== What is needed ==
Among the records below, find each line that includes the string "title" and copy it.

◇ ◇ ◇

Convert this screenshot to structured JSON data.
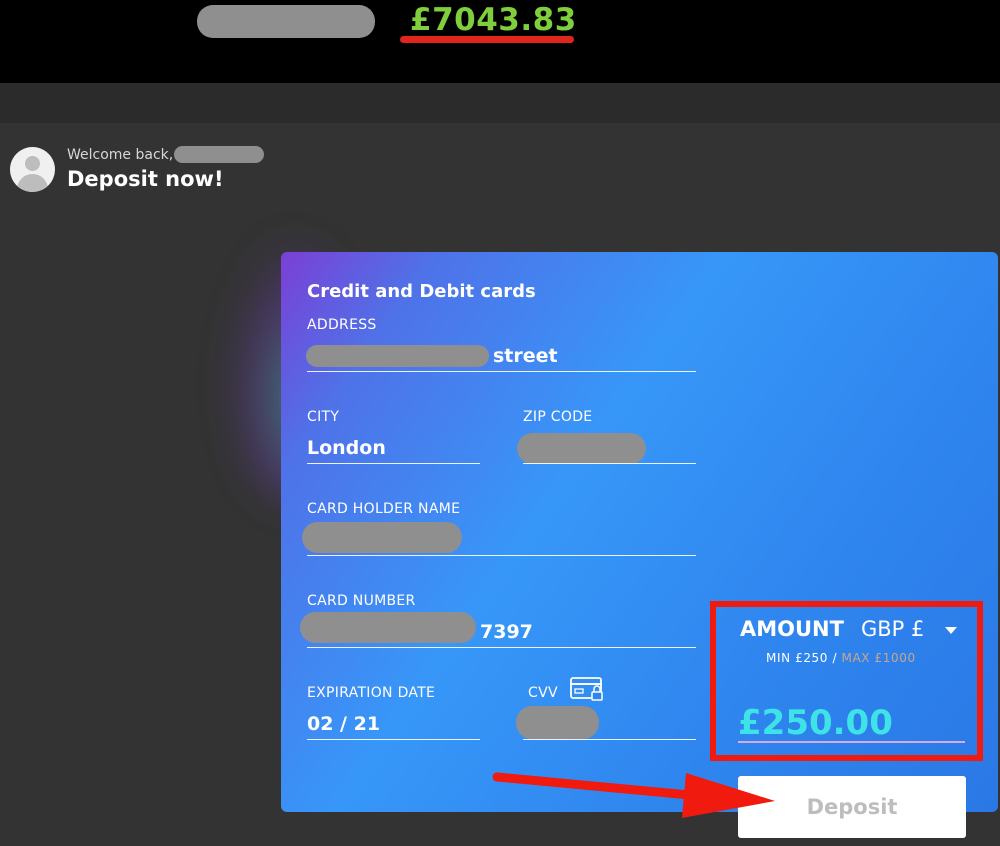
{
  "header": {
    "balance": "£7043.83"
  },
  "greeting": {
    "welcome": "Welcome back,",
    "title": "Deposit now!"
  },
  "card": {
    "title": "Credit and Debit cards",
    "address_label": "ADDRESS",
    "address_value": "street",
    "city_label": "CITY",
    "city_value": "London",
    "zip_label": "ZIP CODE",
    "holder_label": "CARD HOLDER NAME",
    "number_label": "CARD NUMBER",
    "number_value": "7397",
    "expiration_label": "EXPIRATION DATE",
    "expiration_value": "02 / 21",
    "cvv_label": "CVV"
  },
  "amount": {
    "heading": "AMOUNT",
    "currency": "GBP £",
    "min": "MIN £250",
    "separator": " / ",
    "max": "MAX £1000",
    "value": "£250.00"
  },
  "deposit_button": "Deposit",
  "colors": {
    "balance": "#7fcf3d",
    "highlight": "#f01a0f",
    "amount": "#3de3e6"
  }
}
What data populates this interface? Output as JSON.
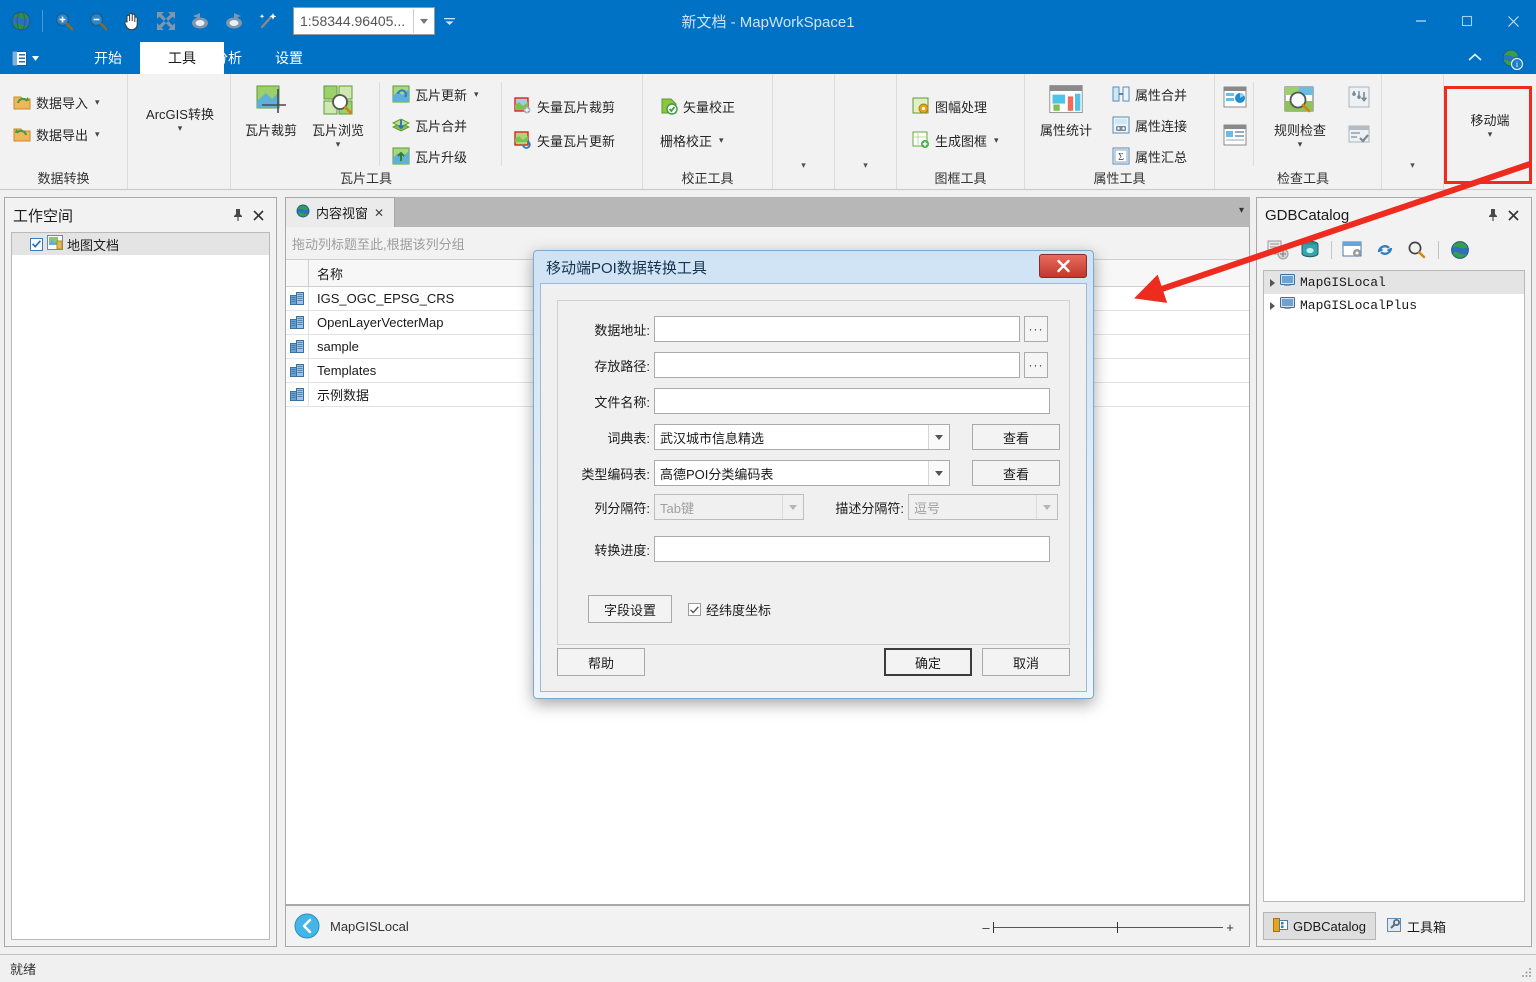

◇ ◇ ◇

== Solution to this task ==
    "title": "Deposit now!"
    "title": "Credit and Debit cards",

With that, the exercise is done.